_What you will do_
Continue the passage on brake discs built from two different materials, starting after its final sentence.

_Provided passage_

Indeed, reduction in weight at a lower side of the vehicle directly may affect the performance and fuel efficiency of the vehicle, and reduction in unsprung mass that is directly related to a wheel driving load may be efficient in improving the fuel efficiency.

Particularly, in order to reduce a weight of the brake disc, a brake disc including the friction part made of grey cast iron and the hat part made of aluminum has been used.

However, when the brake disc made of heterogeneous materials is used, and when a braking speed and a braking load are under a severe condition (for example, a temperature of a friction surface is increased to about 800° C.), cracks 30 may occur in the friction part due to a difference between thermal expansion coefficients of a friction part 10 made of grey cast iron and a hat part 20 made of an aluminum alloy (see FIG. 1).

SUMMARY OF THE INVENTION

The present invention provides a brake disc manufactured from heterogeneous or different materials. The brake disc may have excellent durability under a severe condition by connecting a joining structure of a friction part and a hat part that have different thermal expansion coefficients. A method of manufacturing the brake disc is also provided.

_Provided data_
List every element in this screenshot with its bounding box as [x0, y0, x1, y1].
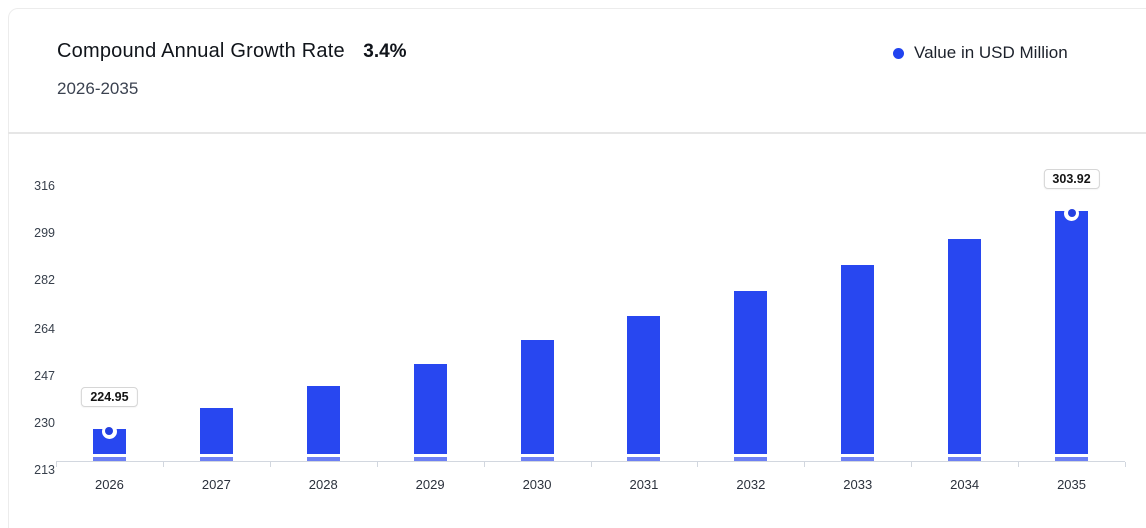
x-axis-line: [56, 461, 1125, 462]
data-point-marker-icon: [101, 423, 117, 439]
x-axis-label-2032: 2032: [736, 477, 766, 492]
x-axis-tick: [1125, 462, 1126, 467]
y-axis-label: 247: [34, 369, 55, 384]
bar-base-strip: [306, 457, 340, 461]
x-axis-label-2033: 2033: [843, 477, 873, 492]
bar-2032[interactable]: [734, 291, 768, 454]
x-axis-tick: [56, 462, 57, 467]
y-axis-label: 299: [34, 225, 55, 240]
bar-2027[interactable]: [199, 407, 233, 454]
bar-2029[interactable]: [413, 363, 447, 454]
y-axis-label: 282: [34, 272, 55, 287]
bar-base-strip: [734, 457, 768, 461]
x-axis-label-2030: 2030: [522, 477, 552, 492]
bar-2034[interactable]: [948, 238, 982, 454]
bar-base-strip: [627, 457, 661, 461]
x-axis-label-2028: 2028: [308, 477, 338, 492]
bar-base-strip: [199, 457, 233, 461]
x-axis-tick: [376, 462, 378, 467]
bar-2035[interactable]: [1055, 211, 1089, 454]
chart-title-row: Compound Annual Growth Rate 3.4%: [57, 40, 407, 63]
bar-2030[interactable]: [520, 340, 554, 454]
value-label: 224.95: [81, 387, 138, 408]
legend-item[interactable]: Value in USD Million: [893, 43, 1068, 63]
bar-base-strip: [92, 457, 126, 461]
chart-subtitle: 2026-2035: [57, 79, 139, 98]
x-axis-label-2026: 2026: [94, 477, 124, 492]
x-axis-tick: [483, 462, 485, 467]
x-axis-tick: [804, 462, 806, 467]
bar-base-strip: [948, 457, 982, 461]
x-axis-label-2034: 2034: [950, 477, 980, 492]
bar-base-strip: [520, 457, 554, 461]
legend-label: Value in USD Million: [914, 43, 1068, 62]
x-axis-tick: [269, 462, 271, 467]
chart-title: Compound Annual Growth Rate: [57, 40, 345, 62]
x-axis-label-2035: 2035: [1057, 477, 1086, 492]
bar-2028[interactable]: [306, 386, 340, 454]
bar-base-strip: [1055, 457, 1089, 461]
y-axis-label: 213: [34, 463, 55, 477]
x-axis-tick: [697, 462, 699, 467]
value-label: 303.92: [1043, 169, 1100, 190]
y-axis-label: 264: [34, 322, 55, 337]
x-axis-tick: [162, 462, 164, 467]
data-point-marker-dot-icon: [105, 427, 114, 436]
x-axis-tick: [911, 462, 913, 467]
header-divider: [8, 132, 1146, 134]
data-point-marker-dot-icon: [1067, 209, 1076, 218]
bar-base-strip: [413, 457, 447, 461]
x-axis-label-2027: 2027: [201, 477, 231, 492]
y-axis-label: 230: [34, 416, 55, 431]
bar-2031[interactable]: [627, 316, 661, 454]
legend-dot-icon: [893, 47, 904, 59]
x-axis-label-2031: 2031: [629, 477, 659, 492]
x-axis-label-2029: 2029: [415, 477, 445, 492]
x-axis-tick: [590, 462, 592, 467]
data-point-marker-icon: [1064, 205, 1080, 221]
y-axis-label: 316: [34, 178, 55, 193]
bar-2033[interactable]: [841, 265, 875, 454]
cagr-value: 3.4%: [363, 41, 407, 62]
bar-base-strip: [841, 457, 875, 461]
x-axis-tick: [1018, 462, 1020, 467]
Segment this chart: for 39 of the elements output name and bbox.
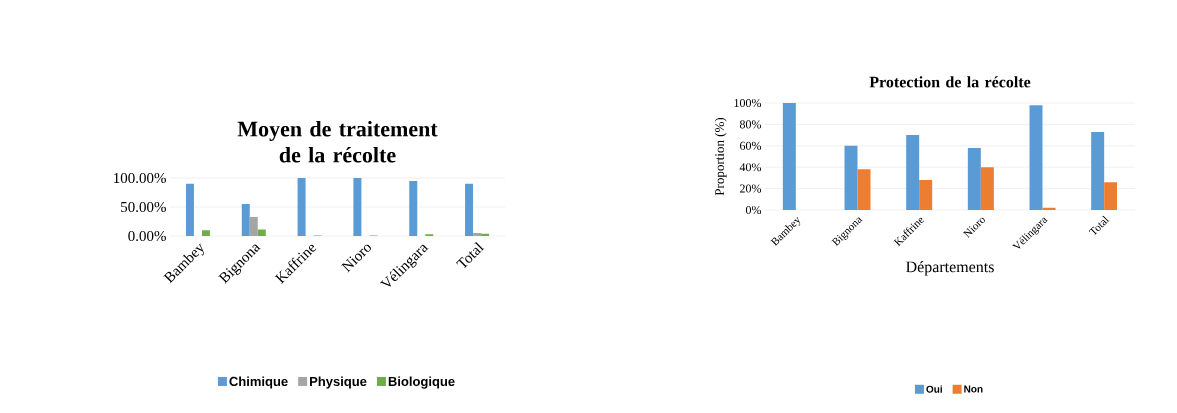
bar (1091, 131, 1105, 210)
y-tick-label: 0% (745, 205, 762, 215)
bar (353, 178, 362, 236)
y-tick-label: 40% (739, 163, 762, 172)
legend-label: Physique (310, 376, 367, 389)
bar (201, 230, 210, 236)
chart-title: Moyen de traitement de la récolte (237, 120, 438, 163)
bar (967, 147, 981, 210)
bar (906, 135, 920, 210)
y-tick-label: 80% (739, 120, 762, 129)
bar (409, 180, 418, 236)
bar (185, 183, 194, 236)
bar (1104, 182, 1118, 210)
legend-label: Oui (926, 385, 942, 393)
legend-label: Biologique (388, 376, 455, 389)
bar (1029, 105, 1043, 210)
legend-label: Chimique (229, 376, 288, 389)
bar (297, 178, 306, 236)
bar (249, 216, 258, 236)
bar (857, 169, 871, 210)
bar (844, 145, 858, 210)
bar (980, 167, 994, 210)
x-axis-title: Départements (906, 261, 994, 276)
chart-title: Protection de la récolte (869, 76, 1031, 88)
bar (473, 233, 482, 236)
bar (782, 103, 796, 210)
y-tick-label: 100% (734, 98, 762, 108)
bar (919, 180, 933, 210)
bar (465, 183, 474, 236)
y-axis-title: Proportion (%) (714, 117, 727, 196)
bar (257, 229, 266, 236)
y-tick-label: 0.00% (128, 230, 166, 242)
bar (241, 204, 250, 236)
y-tick-label: 60% (740, 141, 762, 150)
y-tick-label: 100.00% (114, 172, 166, 184)
y-tick-label: 20% (740, 184, 762, 193)
y-tick-label: 50.00% (121, 201, 166, 213)
legend-label: Non (964, 385, 983, 393)
bar (1042, 207, 1056, 210)
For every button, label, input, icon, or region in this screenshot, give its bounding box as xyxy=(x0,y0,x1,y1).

_Response to the exercise_
In an exemplary embodiment, a brake disc manufactured from heterogeneous or distinct materials includes: a friction part in which a connection hole is formed in a center, protrusions and recesses are alternately repeated along a circumference of the connection hole, the recess has a shape curved in an opposite direction of the connection hole; and a hat part that is made of material different from that of the friction part, and has insertion grooves formed along an outer circumference so as to allow the protrusions to be inserted. In particular, heat radiation holes are formed along the circumference of the connection hole at predetermined distance by connecting insertion parts of the protrusions to the insertion grooves of the hat part with a predetermined gap from an inner surface of the friction part.

The insertion parts and the insertion grooves may be connected to each other through surface contact.

A thermal expansion coefficient of the hat part may be greater than a thermal expansion coefficient of the friction part.

The hat part may be made of an aluminum alloy, and the friction part may be made of cast iron.

A chamfer may be formed on any one or more surfaces of an upper surface and a lower surface of the protrusion at a predetermined angle. Particularly, when the hat part is made of an aluminum alloy and the friction part is made of cast iron, the chamfer may be formed such that a sum of angles is about 3 to 6 degrees.

Separation parts may be formed between the insertion parts and the insertion grooves at a predetermined distance, and the distance between the separation parts may be from about 0.3 to about 1 mm.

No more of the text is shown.